* TASK DETAILS
Pull out each line of the data that includes the word "title".

* Records contained in a dataset

________________________________________

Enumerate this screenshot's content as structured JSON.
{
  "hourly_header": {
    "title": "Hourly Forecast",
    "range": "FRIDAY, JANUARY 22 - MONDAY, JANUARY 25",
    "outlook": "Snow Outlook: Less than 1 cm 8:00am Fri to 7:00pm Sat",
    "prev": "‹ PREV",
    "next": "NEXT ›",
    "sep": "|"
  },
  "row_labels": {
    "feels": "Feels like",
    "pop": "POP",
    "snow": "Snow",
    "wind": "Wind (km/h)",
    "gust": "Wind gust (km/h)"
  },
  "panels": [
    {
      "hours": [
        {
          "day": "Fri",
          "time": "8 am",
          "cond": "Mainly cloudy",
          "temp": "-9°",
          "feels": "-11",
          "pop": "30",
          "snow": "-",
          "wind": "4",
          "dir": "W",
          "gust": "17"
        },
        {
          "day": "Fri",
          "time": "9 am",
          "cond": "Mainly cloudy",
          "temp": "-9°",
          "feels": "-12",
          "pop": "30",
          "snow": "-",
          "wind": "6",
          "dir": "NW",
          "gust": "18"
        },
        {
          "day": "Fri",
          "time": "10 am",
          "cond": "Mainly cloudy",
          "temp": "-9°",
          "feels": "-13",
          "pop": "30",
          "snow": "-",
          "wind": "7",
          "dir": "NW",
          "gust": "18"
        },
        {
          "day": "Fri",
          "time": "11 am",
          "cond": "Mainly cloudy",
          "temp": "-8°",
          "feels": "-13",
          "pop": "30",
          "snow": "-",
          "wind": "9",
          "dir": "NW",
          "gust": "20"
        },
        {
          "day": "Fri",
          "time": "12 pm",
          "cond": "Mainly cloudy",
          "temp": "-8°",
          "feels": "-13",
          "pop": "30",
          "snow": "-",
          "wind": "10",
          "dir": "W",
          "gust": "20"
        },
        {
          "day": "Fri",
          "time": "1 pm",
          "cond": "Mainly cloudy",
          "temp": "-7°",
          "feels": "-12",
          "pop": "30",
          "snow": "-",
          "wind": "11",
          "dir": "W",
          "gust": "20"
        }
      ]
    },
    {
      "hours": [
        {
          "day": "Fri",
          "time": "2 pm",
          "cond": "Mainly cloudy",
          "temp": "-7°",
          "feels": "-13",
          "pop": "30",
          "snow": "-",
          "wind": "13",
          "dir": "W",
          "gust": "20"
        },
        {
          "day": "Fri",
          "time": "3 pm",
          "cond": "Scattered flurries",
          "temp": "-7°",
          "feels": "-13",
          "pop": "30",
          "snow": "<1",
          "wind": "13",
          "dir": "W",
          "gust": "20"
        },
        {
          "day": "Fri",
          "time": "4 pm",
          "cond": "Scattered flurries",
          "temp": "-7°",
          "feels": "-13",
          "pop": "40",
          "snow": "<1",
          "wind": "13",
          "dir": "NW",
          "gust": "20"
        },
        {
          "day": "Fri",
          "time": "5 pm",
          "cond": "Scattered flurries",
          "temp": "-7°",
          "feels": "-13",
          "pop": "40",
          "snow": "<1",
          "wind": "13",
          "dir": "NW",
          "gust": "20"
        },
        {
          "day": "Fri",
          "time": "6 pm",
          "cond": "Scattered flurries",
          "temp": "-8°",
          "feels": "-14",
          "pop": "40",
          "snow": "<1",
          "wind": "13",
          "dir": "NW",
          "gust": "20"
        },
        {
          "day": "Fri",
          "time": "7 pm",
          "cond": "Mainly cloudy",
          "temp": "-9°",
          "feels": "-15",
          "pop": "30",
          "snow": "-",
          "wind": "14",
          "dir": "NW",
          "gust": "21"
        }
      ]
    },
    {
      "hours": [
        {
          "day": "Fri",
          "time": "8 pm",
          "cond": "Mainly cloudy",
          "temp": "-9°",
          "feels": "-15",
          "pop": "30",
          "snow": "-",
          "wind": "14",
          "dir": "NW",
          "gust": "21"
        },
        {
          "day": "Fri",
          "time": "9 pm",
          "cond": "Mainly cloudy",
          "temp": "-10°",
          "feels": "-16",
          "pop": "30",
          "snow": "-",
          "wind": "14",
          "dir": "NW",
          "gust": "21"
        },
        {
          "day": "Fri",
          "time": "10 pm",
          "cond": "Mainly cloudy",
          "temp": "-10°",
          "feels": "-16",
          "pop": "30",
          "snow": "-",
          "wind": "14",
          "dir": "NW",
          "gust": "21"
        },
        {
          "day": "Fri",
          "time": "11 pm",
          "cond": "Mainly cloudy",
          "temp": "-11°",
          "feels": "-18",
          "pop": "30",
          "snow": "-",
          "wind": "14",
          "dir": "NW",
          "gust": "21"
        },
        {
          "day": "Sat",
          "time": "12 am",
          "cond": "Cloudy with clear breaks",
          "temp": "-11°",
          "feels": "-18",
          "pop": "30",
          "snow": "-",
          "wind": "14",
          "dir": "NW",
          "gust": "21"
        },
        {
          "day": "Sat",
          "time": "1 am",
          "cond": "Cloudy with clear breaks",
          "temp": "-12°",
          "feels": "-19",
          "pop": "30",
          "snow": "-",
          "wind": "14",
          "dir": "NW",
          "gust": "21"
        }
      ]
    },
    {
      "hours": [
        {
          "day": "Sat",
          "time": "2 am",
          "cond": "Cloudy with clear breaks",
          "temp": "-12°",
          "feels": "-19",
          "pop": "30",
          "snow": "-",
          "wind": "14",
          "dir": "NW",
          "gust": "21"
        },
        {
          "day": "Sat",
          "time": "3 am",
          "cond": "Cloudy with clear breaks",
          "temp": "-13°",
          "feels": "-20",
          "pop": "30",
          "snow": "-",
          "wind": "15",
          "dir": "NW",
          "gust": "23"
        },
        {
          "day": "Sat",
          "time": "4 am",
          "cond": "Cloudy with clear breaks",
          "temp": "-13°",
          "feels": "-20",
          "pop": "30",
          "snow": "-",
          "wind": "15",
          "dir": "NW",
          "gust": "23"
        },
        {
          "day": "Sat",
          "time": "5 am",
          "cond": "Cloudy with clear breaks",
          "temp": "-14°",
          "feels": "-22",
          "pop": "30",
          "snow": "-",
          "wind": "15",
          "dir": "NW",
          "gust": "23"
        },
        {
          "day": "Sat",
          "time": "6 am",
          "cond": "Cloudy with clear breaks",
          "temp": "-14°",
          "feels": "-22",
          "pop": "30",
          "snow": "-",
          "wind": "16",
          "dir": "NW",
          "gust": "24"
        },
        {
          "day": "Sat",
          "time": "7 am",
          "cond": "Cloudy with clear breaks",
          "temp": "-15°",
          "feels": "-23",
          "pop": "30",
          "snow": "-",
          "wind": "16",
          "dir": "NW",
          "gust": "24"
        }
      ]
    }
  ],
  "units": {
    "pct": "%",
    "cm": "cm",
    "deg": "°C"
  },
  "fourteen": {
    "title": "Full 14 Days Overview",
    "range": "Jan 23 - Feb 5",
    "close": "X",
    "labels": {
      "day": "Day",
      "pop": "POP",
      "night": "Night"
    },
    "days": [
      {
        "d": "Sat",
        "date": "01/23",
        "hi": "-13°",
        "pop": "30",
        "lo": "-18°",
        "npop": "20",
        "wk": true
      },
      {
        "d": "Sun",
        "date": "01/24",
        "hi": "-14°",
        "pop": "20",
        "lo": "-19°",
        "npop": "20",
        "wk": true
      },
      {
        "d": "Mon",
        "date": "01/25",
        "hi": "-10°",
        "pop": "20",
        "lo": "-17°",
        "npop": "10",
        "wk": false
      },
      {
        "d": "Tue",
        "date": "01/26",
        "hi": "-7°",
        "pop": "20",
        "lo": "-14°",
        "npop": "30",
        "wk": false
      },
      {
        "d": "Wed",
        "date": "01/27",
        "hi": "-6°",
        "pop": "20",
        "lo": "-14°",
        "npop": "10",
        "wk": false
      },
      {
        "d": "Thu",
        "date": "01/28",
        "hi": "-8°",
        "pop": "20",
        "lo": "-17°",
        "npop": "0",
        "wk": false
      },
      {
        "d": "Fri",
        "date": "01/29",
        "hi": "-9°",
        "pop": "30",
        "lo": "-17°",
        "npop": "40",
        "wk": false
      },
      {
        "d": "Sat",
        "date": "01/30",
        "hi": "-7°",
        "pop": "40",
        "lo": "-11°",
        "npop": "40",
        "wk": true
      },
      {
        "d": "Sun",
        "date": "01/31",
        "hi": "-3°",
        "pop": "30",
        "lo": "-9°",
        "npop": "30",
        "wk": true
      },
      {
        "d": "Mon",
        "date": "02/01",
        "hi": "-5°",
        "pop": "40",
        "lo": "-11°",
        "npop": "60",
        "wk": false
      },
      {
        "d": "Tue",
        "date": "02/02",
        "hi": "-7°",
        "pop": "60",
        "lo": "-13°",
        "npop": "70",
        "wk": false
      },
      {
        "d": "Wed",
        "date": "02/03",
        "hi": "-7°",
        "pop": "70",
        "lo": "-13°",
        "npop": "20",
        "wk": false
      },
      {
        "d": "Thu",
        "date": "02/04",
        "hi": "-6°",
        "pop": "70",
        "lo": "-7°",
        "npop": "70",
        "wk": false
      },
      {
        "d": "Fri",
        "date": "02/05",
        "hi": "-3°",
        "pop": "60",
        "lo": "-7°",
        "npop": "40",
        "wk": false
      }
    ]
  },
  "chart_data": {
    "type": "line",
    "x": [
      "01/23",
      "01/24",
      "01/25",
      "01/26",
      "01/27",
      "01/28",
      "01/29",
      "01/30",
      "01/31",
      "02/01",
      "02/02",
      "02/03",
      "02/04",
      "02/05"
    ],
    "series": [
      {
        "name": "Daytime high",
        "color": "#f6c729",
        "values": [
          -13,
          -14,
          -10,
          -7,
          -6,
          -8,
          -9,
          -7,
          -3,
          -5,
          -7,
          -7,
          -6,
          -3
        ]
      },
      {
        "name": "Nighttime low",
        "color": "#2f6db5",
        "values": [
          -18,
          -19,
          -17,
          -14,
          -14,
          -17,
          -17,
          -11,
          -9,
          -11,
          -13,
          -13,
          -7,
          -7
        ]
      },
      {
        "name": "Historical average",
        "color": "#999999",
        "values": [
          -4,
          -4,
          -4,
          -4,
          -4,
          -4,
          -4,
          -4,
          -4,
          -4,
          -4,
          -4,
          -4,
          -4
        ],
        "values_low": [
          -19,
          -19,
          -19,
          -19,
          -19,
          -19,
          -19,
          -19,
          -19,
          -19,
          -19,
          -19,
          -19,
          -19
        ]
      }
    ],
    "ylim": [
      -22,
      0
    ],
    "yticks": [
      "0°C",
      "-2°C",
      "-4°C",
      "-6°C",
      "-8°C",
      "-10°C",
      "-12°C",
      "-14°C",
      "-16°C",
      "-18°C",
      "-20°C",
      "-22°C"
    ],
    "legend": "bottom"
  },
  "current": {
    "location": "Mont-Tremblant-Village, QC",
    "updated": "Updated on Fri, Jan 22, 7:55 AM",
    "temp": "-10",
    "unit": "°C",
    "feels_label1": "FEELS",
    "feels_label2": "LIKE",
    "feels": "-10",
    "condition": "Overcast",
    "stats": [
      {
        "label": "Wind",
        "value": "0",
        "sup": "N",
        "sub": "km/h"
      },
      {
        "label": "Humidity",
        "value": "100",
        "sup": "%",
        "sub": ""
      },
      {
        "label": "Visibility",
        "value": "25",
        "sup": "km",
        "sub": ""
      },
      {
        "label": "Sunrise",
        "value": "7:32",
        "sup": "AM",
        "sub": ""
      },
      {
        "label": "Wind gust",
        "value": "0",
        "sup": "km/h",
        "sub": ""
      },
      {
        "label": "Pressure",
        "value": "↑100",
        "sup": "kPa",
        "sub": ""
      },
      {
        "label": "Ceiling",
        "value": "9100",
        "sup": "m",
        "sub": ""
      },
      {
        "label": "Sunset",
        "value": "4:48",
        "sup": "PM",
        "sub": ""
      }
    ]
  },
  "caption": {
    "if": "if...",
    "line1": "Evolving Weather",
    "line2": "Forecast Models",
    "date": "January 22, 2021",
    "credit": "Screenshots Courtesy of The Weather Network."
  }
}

________________________________________

* SOLUTION TO THIS PROBLEM
    "title": "Hourly Forecast",
    "title": "Full 14 Days Overview",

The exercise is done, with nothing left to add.